>> start THE DATA

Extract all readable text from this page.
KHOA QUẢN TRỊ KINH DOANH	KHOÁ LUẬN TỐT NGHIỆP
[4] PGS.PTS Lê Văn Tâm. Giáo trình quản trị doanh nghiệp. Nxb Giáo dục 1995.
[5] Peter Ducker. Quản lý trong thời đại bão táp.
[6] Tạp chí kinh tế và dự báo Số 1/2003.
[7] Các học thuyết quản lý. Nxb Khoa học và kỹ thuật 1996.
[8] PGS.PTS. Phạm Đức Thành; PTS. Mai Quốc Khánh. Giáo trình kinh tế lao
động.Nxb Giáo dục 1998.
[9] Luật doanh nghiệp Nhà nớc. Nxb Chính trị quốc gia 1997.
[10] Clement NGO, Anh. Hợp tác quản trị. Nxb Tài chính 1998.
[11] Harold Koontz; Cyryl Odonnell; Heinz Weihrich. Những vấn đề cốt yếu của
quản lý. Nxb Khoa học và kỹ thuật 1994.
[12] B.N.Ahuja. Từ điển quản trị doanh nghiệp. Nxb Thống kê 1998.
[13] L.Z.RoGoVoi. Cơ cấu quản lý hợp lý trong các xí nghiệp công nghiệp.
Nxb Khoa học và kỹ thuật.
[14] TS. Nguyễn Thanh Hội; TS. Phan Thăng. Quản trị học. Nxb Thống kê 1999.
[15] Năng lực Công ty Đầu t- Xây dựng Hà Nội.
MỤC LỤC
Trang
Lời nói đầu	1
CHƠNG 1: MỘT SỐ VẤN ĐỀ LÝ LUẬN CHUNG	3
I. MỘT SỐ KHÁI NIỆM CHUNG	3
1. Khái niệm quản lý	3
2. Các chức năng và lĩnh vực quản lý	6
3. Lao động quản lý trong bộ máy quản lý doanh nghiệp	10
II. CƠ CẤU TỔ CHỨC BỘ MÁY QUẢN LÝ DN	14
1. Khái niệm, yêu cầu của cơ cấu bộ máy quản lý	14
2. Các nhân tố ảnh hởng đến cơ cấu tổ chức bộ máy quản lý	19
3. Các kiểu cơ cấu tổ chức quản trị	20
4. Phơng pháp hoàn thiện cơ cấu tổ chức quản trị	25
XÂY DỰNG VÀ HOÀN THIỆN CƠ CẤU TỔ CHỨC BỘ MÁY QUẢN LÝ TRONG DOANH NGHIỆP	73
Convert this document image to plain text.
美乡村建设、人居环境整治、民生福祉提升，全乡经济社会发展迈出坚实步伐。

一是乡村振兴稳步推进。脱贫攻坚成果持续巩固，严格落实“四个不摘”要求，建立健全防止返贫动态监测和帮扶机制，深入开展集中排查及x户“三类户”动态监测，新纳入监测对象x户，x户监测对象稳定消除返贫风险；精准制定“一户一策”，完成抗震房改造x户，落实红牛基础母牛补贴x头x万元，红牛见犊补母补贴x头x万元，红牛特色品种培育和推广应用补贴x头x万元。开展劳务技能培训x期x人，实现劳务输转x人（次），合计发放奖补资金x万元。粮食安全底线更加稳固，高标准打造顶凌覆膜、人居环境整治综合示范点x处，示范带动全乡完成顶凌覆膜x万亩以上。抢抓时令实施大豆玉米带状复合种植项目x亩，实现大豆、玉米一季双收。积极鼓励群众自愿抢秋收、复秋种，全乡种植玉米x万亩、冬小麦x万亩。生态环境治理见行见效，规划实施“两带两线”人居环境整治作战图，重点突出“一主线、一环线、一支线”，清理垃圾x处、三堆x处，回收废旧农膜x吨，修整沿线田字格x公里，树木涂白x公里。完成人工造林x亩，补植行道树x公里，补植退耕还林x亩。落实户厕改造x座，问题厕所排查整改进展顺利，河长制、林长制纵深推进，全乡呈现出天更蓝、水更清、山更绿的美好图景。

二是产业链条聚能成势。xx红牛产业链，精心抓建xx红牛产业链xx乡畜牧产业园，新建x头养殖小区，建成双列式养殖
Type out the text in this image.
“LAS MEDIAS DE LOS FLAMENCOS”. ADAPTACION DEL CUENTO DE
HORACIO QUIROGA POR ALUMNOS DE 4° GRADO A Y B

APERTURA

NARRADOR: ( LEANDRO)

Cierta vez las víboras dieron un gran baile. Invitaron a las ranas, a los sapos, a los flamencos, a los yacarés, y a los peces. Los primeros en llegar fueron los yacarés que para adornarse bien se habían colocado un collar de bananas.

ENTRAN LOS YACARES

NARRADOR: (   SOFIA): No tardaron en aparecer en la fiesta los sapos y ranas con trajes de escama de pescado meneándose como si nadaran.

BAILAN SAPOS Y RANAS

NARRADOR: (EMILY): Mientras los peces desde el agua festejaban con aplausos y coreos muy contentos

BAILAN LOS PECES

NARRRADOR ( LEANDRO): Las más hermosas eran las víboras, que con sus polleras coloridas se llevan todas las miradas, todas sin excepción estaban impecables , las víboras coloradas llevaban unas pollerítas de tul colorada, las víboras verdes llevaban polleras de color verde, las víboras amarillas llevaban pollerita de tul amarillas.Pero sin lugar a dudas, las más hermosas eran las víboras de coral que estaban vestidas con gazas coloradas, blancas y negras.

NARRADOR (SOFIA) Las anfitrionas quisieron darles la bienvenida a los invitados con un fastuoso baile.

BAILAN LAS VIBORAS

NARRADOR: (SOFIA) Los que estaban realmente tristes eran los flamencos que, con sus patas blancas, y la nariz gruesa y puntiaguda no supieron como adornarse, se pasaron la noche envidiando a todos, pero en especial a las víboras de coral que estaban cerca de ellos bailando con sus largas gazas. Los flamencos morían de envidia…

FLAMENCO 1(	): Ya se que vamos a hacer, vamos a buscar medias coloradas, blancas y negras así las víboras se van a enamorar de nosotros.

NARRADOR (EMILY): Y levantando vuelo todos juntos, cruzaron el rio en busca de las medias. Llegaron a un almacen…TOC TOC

>> end THE DATA

- **WRITTEN TASK**: Go through the records and print each one exactly.

- **ANSWER TO THE PROBLEM**:
Extract all readable text from this page.
KHOA QUẢN TRỊ KINH DOANH	KHOÁ LUẬN TỐT NGHIỆP
[4] PGS.PTS Lê Văn Tâm. Giáo trình quản trị doanh nghiệp. Nxb Giáo dục 1995.
[5] Peter Ducker. Quản lý trong thời đại bão táp.
[6] Tạp chí kinh tế và dự báo Số 1/2003.
[7] Các học thuyết quản lý. Nxb Khoa học và kỹ thuật 1996.
[8] PGS.PTS. Phạm Đức Thành; PTS. Mai Quốc Khánh. Giáo trình kinh tế lao
động.Nxb Giáo dục 1998.
[9] Luật doanh nghiệp Nhà nớc. Nxb Chính trị quốc gia 1997.
[10] Clement NGO, Anh. Hợp tác quản trị. Nxb Tài chính 1998.
[11] Harold Koontz; Cyryl Odonnell; Heinz Weihrich. Những vấn đề cốt yếu của
quản lý. Nxb Khoa học và kỹ thuật 1994.
[12] B.N.Ahuja. Từ điển quản trị doanh nghiệp. Nxb Thống kê 1998.
[13] L.Z.RoGoVoi. Cơ cấu quản lý hợp lý trong các xí nghiệp công nghiệp.
Nxb Khoa học và kỹ thuật.
[14] TS. Nguyễn Thanh Hội; TS. Phan Thăng. Quản trị học. Nxb Thống kê 1999.
[15] Năng lực Công ty Đầu t- Xây dựng Hà Nội.
MỤC LỤC
Trang
Lời nói đầu	1
CHƠNG 1: MỘT SỐ VẤN ĐỀ LÝ LUẬN CHUNG	3
I. MỘT SỐ KHÁI NIỆM CHUNG	3
1. Khái niệm quản lý	3
2. Các chức năng và lĩnh vực quản lý	6
3. Lao động quản lý trong bộ máy quản lý doanh nghiệp	10
II. CƠ CẤU TỔ CHỨC BỘ MÁY QUẢN LÝ DN	14
1. Khái niệm, yêu cầu của cơ cấu bộ máy quản lý	14
2. Các nhân tố ảnh hởng đến cơ cấu tổ chức bộ máy quản lý	19
3. Các kiểu cơ cấu tổ chức quản trị	20
4. Phơng pháp hoàn thiện cơ cấu tổ chức quản trị	25
XÂY DỰNG VÀ HOÀN THIỆN CƠ CẤU TỔ CHỨC BỘ MÁY QUẢN LÝ TRONG DOANH NGHIỆP	73
Convert this document image to plain text.
美乡村建设、人居环境整治、民生福祉提升，全乡经济社会发展迈出坚实步伐。

一是乡村振兴稳步推进。脱贫攻坚成果持续巩固，严格落实“四个不摘”要求，建立健全防止返贫动态监测和帮扶机制，深入开展集中排查及x户“三类户”动态监测，新纳入监测对象x户，x户监测对象稳定消除返贫风险；精准制定“一户一策”，完成抗震房改造x户，落实红牛基础母牛补贴x头x万元，红牛见犊补母补贴x头x万元，红牛特色品种培育和推广应用补贴x头x万元。开展劳务技能培训x期x人，实现劳务输转x人（次），合计发放奖补资金x万元。粮食安全底线更加稳固，高标准打造顶凌覆膜、人居环境整治综合示范点x处，示范带动全乡完成顶凌覆膜x万亩以上。抢抓时令实施大豆玉米带状复合种植项目x亩，实现大豆、玉米一季双收。积极鼓励群众自愿抢秋收、复秋种，全乡种植玉米x万亩、冬小麦x万亩。生态环境治理见行见效，规划实施“两带两线”人居环境整治作战图，重点突出“一主线、一环线、一支线”，清理垃圾x处、三堆x处，回收废旧农膜x吨，修整沿线田字格x公里，树木涂白x公里。完成人工造林x亩，补植行道树x公里，补植退耕还林x亩。落实户厕改造x座，问题厕所排查整改进展顺利，河长制、林长制纵深推进，全乡呈现出天更蓝、水更清、山更绿的美好图景。

二是产业链条聚能成势。xx红牛产业链，精心抓建xx红牛产业链xx乡畜牧产业园，新建x头养殖小区，建成双列式养殖
Type out the text in this image.
“LAS MEDIAS DE LOS FLAMENCOS”. ADAPTACION DEL CUENTO DE
HORACIO QUIROGA POR ALUMNOS DE 4° GRADO A Y B

APERTURA

NARRADOR: ( LEANDRO)

Cierta vez las víboras dieron un gran baile. Invitaron a las ranas, a los sapos, a los flamencos, a los yacarés, y a los peces. Los primeros en llegar fueron los yacarés que para adornarse bien se habían colocado un collar de bananas.

ENTRAN LOS YACARES

NARRADOR: (   SOFIA): No tardaron en aparecer en la fiesta los sapos y ranas con trajes de escama de pescado meneándose como si nadaran.

BAILAN SAPOS Y RANAS

NARRADOR: (EMILY): Mientras los peces desde el agua festejaban con aplausos y coreos muy contentos

BAILAN LOS PECES

NARRRADOR ( LEANDRO): Las más hermosas eran las víboras, que con sus polleras coloridas se llevan todas las miradas, todas sin excepción estaban impecables , las víboras coloradas llevaban unas pollerítas de tul colorada, las víboras verdes llevaban polleras de color verde, las víboras amarillas llevaban pollerita de tul amarillas.Pero sin lugar a dudas, las más hermosas eran las víboras de coral que estaban vestidas con gazas coloradas, blancas y negras.

NARRADOR (SOFIA) Las anfitrionas quisieron darles la bienvenida a los invitados con un fastuoso baile.

BAILAN LAS VIBORAS

NARRADOR: (SOFIA) Los que estaban realmente tristes eran los flamencos que, con sus patas blancas, y la nariz gruesa y puntiaguda no supieron como adornarse, se pasaron la noche envidiando a todos, pero en especial a las víboras de coral que estaban cerca de ellos bailando con sus largas gazas. Los flamencos morían de envidia…

FLAMENCO 1(	): Ya se que vamos a hacer, vamos a buscar medias coloradas, blancas y negras así las víboras se van a enamorar de nosotros.

NARRADOR (EMILY): Y levantando vuelo todos juntos, cruzaron el rio en busca de las medias. Llegaron a un almacen…TOC TOC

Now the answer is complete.